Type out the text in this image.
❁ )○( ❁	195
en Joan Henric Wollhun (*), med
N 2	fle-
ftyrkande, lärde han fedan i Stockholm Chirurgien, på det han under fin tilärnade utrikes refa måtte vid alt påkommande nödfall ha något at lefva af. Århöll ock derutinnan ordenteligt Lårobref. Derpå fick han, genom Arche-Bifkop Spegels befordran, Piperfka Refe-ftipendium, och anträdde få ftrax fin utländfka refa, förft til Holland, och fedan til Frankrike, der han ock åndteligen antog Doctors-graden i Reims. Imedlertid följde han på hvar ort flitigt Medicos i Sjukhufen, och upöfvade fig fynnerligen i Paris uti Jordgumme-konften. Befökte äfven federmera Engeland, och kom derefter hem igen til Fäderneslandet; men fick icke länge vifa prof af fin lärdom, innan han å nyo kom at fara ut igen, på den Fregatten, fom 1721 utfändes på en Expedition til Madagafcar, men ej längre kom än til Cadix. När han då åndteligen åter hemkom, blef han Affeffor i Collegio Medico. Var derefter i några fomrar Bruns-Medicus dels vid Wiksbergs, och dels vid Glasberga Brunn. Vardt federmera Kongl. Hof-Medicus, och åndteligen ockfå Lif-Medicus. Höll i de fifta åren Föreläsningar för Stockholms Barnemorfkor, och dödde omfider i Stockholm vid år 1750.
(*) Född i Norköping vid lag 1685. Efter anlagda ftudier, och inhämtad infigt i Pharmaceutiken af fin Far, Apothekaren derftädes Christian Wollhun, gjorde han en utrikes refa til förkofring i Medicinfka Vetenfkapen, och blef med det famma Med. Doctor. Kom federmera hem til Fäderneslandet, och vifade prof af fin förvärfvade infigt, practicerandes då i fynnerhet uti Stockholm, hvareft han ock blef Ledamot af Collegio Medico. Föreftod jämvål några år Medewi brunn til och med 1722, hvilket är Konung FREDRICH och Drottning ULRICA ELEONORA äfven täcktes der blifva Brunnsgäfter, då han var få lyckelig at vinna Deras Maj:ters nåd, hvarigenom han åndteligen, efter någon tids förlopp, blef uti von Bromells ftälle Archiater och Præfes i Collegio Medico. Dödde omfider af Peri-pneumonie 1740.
■ ■ ■ ■
--- Problem to solve ---
Print the records once more, exactly as written.

--- Written response ---
Type out the text in this image.
❁ )○( ❁	195
en Joan Henric Wollhun (*), med
N 2	fle-
ftyrkande, lärde han fedan i Stockholm Chirurgien, på det han under fin tilärnade utrikes refa måtte vid alt påkommande nödfall ha något at lefva af. Århöll ock derutinnan ordenteligt Lårobref. Derpå fick han, genom Arche-Bifkop Spegels befordran, Piperfka Refe-ftipendium, och anträdde få ftrax fin utländfka refa, förft til Holland, och fedan til Frankrike, der han ock åndteligen antog Doctors-graden i Reims. Imedlertid följde han på hvar ort flitigt Medicos i Sjukhufen, och upöfvade fig fynnerligen i Paris uti Jordgumme-konften. Befökte äfven federmera Engeland, och kom derefter hem igen til Fäderneslandet; men fick icke länge vifa prof af fin lärdom, innan han å nyo kom at fara ut igen, på den Fregatten, fom 1721 utfändes på en Expedition til Madagafcar, men ej längre kom än til Cadix. När han då åndteligen åter hemkom, blef han Affeffor i Collegio Medico. Var derefter i några fomrar Bruns-Medicus dels vid Wiksbergs, och dels vid Glasberga Brunn. Vardt federmera Kongl. Hof-Medicus, och åndteligen ockfå Lif-Medicus. Höll i de fifta åren Föreläsningar för Stockholms Barnemorfkor, och dödde omfider i Stockholm vid år 1750.
(*) Född i Norköping vid lag 1685. Efter anlagda ftudier, och inhämtad infigt i Pharmaceutiken af fin Far, Apothekaren derftädes Christian Wollhun, gjorde han en utrikes refa til förkofring i Medicinfka Vetenfkapen, och blef med det famma Med. Doctor. Kom federmera hem til Fäderneslandet, och vifade prof af fin förvärfvade infigt, practicerandes då i fynnerhet uti Stockholm, hvareft han ock blef Ledamot af Collegio Medico. Föreftod jämvål några år Medewi brunn til och med 1722, hvilket är Konung FREDRICH och Drottning ULRICA ELEONORA äfven täcktes der blifva Brunnsgäfter, då han var få lyckelig at vinna Deras Maj:ters nåd, hvarigenom han åndteligen, efter någon tids förlopp, blef uti von Bromells ftälle Archiater och Præfes i Collegio Medico. Dödde omfider af Peri-pneumonie 1740.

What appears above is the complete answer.